--- start ---

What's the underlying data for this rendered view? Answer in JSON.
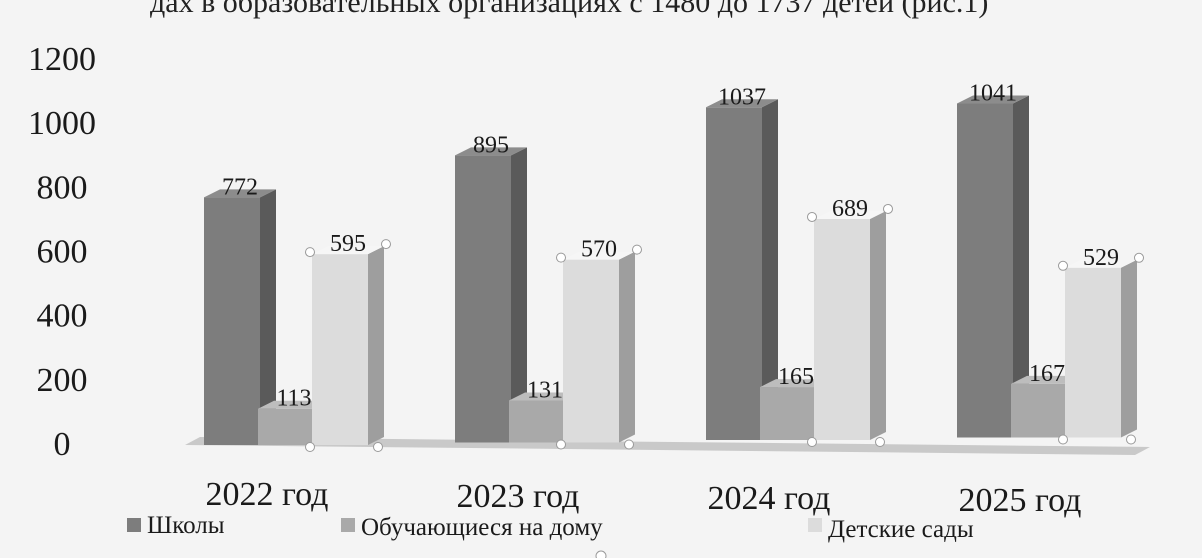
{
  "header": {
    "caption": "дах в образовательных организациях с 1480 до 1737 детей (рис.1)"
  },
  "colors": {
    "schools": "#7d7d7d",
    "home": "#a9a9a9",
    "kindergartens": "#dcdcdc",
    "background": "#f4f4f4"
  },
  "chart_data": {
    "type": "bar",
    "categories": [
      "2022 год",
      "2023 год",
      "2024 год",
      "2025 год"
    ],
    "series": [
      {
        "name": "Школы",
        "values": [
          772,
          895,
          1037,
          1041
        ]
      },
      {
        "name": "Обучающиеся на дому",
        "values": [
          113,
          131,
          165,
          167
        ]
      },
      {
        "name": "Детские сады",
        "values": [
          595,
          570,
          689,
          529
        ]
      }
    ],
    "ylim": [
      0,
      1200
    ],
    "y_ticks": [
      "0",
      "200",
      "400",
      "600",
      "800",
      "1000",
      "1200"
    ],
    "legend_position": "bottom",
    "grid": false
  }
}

--- end ---
--- start ---

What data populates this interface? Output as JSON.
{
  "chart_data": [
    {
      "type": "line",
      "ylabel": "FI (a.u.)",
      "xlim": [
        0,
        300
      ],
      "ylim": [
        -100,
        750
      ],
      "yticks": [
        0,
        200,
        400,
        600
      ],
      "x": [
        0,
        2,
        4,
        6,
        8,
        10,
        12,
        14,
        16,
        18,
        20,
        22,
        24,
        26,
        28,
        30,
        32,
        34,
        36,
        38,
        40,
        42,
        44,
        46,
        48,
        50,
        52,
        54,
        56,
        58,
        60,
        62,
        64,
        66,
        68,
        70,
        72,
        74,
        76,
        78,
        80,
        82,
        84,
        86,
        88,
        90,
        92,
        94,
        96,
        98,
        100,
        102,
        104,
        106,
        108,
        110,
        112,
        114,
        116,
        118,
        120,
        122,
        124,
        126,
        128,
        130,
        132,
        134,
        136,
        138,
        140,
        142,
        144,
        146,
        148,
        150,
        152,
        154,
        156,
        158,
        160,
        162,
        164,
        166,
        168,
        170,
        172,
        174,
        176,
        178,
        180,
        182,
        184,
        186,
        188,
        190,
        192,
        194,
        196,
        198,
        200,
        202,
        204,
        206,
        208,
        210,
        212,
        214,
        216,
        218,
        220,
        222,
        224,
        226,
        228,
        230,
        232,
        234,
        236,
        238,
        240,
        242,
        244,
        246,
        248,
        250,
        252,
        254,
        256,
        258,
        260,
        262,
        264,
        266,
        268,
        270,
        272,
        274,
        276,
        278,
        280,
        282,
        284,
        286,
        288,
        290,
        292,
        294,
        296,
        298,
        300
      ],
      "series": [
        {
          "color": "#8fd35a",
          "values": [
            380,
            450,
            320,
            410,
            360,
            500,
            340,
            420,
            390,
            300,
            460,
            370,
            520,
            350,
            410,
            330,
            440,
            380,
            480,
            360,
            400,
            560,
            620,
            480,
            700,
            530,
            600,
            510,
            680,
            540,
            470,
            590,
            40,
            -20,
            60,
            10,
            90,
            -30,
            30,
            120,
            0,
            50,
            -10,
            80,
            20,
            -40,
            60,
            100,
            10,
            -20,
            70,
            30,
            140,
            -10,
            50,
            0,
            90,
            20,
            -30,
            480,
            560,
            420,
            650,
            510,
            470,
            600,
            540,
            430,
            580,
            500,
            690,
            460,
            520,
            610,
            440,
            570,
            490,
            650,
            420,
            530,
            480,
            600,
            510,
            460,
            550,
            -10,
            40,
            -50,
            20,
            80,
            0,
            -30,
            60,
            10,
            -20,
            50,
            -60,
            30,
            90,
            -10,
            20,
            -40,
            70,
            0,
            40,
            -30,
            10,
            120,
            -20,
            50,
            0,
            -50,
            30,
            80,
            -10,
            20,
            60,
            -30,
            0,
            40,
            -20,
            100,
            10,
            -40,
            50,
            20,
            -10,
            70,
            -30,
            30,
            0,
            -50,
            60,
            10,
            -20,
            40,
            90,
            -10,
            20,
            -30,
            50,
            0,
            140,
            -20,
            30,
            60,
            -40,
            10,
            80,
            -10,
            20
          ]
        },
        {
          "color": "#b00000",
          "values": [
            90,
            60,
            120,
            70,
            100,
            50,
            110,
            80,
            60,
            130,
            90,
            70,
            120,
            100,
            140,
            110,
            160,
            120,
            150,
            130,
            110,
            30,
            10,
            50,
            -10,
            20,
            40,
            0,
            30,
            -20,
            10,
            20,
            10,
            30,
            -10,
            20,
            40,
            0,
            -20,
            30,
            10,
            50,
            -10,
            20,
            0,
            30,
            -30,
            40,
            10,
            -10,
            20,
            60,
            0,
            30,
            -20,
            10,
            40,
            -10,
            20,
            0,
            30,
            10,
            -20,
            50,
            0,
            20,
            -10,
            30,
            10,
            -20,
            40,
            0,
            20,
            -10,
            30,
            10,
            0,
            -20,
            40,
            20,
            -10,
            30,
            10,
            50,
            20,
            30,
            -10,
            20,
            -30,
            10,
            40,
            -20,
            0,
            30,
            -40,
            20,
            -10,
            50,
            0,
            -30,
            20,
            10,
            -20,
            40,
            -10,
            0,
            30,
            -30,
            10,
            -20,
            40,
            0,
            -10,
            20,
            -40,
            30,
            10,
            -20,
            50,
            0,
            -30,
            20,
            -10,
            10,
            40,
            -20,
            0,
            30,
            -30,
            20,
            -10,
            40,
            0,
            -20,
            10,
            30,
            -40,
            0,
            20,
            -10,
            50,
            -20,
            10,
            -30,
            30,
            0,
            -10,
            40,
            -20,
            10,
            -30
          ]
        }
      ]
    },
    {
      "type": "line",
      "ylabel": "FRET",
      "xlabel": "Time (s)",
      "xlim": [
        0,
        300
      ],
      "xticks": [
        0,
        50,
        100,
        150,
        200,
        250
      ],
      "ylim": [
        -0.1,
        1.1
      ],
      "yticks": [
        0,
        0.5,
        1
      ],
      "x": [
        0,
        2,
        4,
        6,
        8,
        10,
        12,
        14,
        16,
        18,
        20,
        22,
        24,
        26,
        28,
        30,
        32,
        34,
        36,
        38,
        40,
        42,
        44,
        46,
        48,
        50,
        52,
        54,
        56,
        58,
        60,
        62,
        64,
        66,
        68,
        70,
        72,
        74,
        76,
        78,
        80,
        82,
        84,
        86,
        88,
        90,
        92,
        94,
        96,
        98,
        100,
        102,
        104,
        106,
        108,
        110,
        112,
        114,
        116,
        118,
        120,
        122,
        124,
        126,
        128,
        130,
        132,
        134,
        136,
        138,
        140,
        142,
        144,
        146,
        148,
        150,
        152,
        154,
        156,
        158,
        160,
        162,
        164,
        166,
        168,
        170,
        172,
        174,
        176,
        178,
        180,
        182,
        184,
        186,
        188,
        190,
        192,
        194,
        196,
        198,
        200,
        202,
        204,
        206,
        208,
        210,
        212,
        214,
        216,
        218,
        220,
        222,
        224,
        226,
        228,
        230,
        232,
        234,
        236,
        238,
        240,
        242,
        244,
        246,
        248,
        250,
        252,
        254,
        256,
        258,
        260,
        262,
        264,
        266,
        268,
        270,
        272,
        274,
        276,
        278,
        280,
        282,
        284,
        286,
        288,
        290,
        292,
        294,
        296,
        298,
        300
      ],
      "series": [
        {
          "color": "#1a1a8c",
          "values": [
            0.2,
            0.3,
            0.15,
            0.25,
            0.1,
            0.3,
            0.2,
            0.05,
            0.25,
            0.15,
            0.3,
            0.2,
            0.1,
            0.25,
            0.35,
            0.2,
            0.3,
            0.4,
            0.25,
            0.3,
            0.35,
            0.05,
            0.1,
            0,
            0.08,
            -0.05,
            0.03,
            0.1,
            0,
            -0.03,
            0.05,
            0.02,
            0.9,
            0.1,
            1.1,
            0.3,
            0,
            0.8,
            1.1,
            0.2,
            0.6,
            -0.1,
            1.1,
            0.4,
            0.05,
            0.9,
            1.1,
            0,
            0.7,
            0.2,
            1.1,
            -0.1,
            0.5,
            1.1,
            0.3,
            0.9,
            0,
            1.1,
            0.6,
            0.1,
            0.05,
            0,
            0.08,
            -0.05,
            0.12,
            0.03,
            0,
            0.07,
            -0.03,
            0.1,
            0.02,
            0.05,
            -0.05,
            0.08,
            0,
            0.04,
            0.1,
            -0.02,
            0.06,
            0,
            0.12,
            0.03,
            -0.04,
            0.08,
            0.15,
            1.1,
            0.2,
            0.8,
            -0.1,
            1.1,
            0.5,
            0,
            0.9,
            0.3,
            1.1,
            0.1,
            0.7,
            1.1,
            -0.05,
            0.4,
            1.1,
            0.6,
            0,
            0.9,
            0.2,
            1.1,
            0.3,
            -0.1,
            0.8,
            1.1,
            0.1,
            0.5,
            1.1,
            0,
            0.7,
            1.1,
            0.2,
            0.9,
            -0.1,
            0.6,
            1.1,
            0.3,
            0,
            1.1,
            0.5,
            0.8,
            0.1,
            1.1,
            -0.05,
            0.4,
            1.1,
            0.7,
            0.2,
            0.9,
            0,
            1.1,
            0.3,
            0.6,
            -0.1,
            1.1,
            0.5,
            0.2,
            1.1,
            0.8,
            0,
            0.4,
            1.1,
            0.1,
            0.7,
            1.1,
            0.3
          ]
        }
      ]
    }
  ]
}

--- end ---
--- start ---

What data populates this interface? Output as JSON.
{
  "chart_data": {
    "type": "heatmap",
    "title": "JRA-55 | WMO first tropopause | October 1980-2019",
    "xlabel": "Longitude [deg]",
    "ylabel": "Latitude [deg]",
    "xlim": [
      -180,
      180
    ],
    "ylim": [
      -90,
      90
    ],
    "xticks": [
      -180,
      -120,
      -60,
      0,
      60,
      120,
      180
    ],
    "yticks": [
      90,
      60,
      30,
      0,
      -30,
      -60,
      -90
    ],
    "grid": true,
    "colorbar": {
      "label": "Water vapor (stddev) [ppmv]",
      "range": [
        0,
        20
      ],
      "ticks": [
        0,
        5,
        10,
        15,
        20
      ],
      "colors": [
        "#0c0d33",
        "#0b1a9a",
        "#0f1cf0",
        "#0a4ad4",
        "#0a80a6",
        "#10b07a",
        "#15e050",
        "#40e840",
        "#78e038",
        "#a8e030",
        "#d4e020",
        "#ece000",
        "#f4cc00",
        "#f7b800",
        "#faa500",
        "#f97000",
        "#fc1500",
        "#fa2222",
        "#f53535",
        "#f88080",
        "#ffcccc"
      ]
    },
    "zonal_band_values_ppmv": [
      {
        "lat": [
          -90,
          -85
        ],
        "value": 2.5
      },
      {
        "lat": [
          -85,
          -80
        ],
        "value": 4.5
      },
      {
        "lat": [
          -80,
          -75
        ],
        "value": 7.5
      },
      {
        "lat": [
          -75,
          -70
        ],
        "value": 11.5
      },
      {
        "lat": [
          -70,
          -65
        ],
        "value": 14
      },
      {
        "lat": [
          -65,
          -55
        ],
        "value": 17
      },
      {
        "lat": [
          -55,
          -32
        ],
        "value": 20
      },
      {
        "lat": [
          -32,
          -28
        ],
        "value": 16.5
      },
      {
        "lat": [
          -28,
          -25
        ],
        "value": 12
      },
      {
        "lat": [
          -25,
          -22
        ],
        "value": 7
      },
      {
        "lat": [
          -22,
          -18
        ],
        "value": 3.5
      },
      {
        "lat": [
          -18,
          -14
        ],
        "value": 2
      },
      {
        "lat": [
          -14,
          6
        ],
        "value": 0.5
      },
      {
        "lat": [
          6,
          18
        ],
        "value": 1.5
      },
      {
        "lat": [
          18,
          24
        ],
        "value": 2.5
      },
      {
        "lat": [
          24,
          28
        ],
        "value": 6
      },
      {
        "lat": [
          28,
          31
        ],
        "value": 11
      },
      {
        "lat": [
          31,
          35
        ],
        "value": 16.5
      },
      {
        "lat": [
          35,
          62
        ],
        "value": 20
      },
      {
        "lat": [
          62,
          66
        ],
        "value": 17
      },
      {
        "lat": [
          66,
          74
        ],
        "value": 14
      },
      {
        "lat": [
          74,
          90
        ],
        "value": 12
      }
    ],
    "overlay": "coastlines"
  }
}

--- end ---

* **TASK INSTRUCTIONS**: Scan the data above; copy every line where "type" appears.

* **RESULT OF THE TASK**:
    "type": "bar",
      "type": "line",
      "type": "line",
    "type": "heatmap",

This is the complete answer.